(Material for this task)
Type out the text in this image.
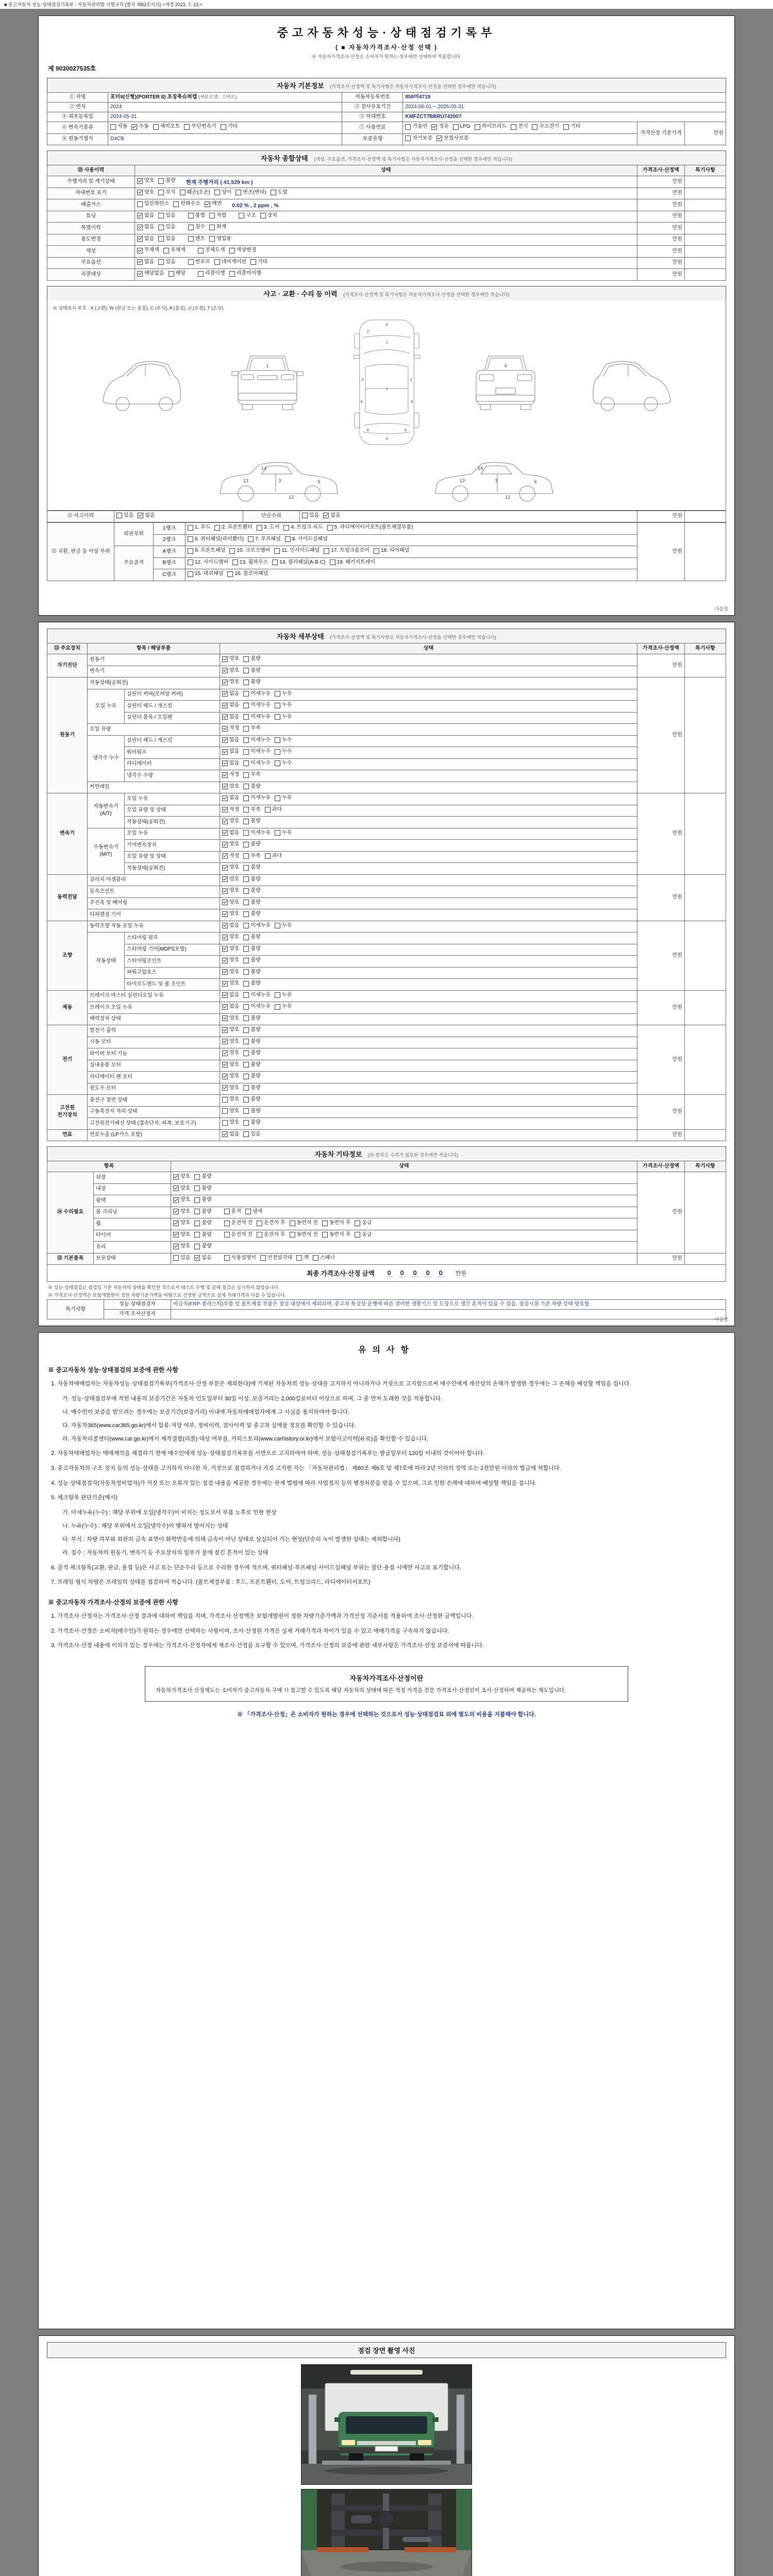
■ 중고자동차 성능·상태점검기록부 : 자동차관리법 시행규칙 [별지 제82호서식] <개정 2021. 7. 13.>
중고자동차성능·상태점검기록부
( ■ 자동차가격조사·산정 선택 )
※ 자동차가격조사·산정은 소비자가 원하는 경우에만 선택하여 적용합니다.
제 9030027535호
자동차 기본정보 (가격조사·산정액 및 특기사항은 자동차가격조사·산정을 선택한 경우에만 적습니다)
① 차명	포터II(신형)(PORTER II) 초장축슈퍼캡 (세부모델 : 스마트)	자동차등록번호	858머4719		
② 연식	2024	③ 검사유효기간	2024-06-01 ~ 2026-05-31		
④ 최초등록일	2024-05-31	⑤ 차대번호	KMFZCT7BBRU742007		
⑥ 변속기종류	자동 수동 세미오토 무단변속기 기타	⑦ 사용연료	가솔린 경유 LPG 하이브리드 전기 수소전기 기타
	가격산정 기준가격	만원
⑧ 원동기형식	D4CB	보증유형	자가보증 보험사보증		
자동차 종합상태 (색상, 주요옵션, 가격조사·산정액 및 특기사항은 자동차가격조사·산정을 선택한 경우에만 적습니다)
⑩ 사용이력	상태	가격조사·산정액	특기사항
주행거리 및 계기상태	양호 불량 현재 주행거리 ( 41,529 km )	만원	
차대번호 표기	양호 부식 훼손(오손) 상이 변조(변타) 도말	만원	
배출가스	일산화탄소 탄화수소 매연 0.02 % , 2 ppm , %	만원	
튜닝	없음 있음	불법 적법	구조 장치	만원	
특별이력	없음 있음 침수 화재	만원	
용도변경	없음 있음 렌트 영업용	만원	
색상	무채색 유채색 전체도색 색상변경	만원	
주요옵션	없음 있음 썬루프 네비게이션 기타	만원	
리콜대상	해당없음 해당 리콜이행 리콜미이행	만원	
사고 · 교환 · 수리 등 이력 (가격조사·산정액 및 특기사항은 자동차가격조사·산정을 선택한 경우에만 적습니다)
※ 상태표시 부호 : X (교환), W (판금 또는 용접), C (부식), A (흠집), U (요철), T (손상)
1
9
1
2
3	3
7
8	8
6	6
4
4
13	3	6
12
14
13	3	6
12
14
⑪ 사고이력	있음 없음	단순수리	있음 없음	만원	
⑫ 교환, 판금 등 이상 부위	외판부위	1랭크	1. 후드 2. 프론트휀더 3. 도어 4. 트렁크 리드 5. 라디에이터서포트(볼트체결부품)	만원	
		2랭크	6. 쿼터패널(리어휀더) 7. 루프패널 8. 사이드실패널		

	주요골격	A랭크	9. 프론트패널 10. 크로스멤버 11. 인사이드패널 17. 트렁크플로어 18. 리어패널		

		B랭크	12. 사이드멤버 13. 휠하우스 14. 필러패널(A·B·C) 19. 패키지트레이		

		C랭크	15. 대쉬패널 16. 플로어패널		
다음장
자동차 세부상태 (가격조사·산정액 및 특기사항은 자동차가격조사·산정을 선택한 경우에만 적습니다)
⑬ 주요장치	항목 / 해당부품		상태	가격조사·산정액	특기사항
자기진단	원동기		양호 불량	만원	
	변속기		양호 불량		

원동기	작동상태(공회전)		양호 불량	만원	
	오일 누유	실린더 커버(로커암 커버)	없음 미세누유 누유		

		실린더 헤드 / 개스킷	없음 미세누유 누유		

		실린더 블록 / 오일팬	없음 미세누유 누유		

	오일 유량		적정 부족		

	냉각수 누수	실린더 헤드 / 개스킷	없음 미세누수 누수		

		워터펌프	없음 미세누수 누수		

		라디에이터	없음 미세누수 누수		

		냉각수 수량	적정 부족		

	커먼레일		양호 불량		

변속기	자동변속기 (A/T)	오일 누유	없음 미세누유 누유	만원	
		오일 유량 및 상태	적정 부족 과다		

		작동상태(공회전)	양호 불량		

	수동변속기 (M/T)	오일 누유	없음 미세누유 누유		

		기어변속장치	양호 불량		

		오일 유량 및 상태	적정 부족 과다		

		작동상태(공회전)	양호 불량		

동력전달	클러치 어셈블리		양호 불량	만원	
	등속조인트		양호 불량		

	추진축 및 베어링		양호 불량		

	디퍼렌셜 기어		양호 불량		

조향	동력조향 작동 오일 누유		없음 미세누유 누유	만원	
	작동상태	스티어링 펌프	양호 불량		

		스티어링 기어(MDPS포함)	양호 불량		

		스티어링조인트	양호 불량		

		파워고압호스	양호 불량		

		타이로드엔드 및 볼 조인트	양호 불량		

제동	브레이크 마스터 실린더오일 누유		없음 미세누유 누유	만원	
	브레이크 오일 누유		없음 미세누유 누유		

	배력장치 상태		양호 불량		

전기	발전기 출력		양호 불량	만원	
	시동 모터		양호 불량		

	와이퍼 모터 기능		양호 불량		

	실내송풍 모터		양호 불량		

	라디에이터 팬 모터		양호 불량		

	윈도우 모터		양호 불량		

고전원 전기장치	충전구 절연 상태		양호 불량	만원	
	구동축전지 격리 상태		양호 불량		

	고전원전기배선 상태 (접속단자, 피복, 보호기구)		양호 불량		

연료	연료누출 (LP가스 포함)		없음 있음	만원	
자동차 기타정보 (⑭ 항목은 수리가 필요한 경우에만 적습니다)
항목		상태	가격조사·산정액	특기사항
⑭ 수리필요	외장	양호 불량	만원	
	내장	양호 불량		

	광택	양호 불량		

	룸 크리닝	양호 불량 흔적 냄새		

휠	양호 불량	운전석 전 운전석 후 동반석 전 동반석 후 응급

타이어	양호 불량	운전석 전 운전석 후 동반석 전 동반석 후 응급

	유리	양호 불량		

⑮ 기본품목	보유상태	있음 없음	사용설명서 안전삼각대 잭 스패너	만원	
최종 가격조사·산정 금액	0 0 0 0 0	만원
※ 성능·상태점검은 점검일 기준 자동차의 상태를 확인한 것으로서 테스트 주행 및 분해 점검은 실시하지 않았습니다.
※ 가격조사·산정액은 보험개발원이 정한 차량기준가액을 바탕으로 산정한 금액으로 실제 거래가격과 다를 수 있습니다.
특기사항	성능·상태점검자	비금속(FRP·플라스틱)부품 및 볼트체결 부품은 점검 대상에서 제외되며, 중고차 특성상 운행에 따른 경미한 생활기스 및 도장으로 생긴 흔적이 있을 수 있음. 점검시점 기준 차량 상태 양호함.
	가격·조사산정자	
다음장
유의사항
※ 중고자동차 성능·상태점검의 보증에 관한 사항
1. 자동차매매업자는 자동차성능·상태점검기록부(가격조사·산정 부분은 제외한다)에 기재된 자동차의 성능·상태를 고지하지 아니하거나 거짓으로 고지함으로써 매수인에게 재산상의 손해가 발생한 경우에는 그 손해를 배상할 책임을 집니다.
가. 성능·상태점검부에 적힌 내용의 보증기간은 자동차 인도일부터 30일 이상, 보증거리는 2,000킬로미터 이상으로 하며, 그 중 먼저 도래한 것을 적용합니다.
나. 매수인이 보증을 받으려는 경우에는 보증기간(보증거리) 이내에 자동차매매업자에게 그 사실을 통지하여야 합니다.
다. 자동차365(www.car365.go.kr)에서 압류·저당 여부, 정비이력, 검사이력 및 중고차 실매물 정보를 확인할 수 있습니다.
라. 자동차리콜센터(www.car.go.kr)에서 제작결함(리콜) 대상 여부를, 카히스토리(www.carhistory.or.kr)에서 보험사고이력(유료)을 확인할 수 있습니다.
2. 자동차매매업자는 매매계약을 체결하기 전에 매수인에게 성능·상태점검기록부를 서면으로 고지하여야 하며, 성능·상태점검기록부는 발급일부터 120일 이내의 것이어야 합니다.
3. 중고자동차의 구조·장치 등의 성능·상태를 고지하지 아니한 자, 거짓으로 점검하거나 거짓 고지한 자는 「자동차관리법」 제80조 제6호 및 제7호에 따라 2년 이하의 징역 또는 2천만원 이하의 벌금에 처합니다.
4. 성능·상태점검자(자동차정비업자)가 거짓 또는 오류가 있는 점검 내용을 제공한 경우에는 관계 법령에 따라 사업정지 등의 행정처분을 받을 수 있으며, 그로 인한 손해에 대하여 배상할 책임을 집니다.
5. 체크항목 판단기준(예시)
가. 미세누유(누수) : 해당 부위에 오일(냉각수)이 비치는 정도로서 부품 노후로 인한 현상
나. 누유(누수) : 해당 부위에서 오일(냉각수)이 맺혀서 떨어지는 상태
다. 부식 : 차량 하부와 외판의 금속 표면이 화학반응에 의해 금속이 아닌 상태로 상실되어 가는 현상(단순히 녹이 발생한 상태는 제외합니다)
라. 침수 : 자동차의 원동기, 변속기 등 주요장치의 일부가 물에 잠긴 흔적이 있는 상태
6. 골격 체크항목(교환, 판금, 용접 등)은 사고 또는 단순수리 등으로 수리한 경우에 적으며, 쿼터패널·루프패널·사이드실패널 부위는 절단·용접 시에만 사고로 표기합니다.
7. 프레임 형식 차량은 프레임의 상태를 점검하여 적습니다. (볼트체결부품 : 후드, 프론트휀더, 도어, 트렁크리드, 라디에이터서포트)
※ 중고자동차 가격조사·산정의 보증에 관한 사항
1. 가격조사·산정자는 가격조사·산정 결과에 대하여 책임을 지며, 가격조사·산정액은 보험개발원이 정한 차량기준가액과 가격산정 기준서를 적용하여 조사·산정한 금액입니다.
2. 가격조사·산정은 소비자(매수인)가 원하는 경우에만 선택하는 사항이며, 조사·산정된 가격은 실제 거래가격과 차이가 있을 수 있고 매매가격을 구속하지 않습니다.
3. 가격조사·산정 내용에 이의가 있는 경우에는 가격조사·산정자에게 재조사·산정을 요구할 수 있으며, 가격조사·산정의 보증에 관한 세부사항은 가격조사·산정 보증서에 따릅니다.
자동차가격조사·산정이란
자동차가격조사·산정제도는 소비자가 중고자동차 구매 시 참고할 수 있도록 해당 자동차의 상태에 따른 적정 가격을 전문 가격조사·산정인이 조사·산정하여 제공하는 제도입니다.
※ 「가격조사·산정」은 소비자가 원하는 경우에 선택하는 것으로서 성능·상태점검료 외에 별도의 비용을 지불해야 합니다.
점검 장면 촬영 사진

...

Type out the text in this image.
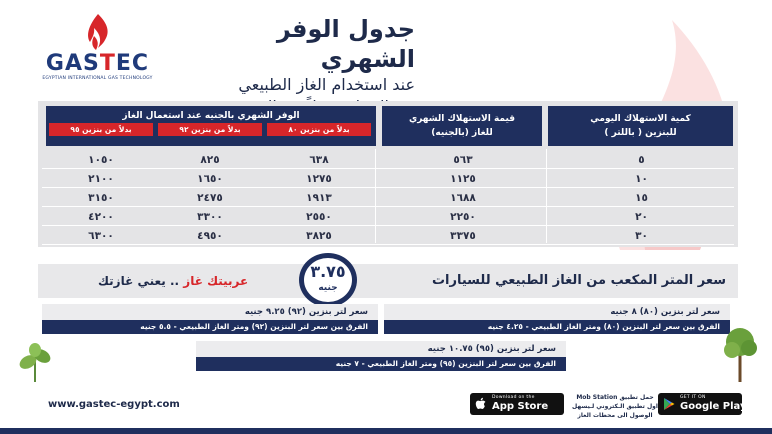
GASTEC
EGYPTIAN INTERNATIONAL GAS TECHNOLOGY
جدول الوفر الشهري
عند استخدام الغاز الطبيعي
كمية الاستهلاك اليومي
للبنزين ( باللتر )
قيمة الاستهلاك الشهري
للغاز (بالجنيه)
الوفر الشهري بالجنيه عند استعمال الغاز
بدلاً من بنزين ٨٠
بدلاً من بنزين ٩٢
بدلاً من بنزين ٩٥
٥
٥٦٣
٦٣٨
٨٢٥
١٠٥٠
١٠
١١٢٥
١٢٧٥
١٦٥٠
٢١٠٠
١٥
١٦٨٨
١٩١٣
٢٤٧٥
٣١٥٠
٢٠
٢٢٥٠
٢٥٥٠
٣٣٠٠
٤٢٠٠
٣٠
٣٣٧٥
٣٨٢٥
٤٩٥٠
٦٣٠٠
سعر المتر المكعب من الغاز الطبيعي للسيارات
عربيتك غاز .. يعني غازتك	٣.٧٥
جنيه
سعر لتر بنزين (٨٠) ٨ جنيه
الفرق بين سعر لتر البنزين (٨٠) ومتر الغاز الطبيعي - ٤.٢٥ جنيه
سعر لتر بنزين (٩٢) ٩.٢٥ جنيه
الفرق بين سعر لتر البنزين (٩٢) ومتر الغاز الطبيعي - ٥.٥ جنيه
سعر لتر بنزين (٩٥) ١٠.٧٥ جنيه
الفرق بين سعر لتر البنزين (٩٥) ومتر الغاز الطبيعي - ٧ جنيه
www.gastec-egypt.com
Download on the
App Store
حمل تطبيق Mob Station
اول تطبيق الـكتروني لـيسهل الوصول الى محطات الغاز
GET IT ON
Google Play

--

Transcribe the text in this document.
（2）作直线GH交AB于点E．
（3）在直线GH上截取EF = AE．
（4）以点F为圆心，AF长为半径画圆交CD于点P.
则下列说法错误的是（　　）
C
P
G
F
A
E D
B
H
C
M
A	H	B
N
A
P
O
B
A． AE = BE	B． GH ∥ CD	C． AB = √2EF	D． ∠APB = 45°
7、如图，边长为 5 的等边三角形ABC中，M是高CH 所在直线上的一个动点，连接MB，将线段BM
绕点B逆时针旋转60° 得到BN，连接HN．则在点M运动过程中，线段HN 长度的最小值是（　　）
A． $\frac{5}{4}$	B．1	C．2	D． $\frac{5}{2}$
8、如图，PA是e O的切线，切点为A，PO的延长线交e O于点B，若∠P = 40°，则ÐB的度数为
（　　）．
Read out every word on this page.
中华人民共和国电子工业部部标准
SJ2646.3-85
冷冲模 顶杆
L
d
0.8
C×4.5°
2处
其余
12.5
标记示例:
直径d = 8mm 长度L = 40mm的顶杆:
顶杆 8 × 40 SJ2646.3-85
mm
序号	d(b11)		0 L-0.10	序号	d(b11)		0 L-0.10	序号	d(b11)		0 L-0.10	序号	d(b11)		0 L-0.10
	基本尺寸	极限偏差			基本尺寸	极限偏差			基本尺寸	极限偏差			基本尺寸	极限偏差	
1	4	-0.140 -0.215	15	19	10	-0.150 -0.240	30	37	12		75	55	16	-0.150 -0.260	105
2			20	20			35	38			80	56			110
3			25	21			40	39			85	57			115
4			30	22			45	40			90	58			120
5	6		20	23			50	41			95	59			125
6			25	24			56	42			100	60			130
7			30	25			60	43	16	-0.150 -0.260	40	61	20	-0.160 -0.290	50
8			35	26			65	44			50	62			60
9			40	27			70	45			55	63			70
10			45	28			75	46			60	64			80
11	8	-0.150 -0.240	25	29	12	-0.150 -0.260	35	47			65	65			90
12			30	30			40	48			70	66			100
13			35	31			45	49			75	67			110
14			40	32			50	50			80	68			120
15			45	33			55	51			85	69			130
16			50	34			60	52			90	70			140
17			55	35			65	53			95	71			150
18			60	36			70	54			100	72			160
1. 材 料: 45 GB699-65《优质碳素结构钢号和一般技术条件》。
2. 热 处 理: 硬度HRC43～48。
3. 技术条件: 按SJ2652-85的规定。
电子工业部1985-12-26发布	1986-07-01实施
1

(Problem statement)
In the records above, how many lines include the string "있습니다"? Answer with only the number.

(Answer to the problem)
3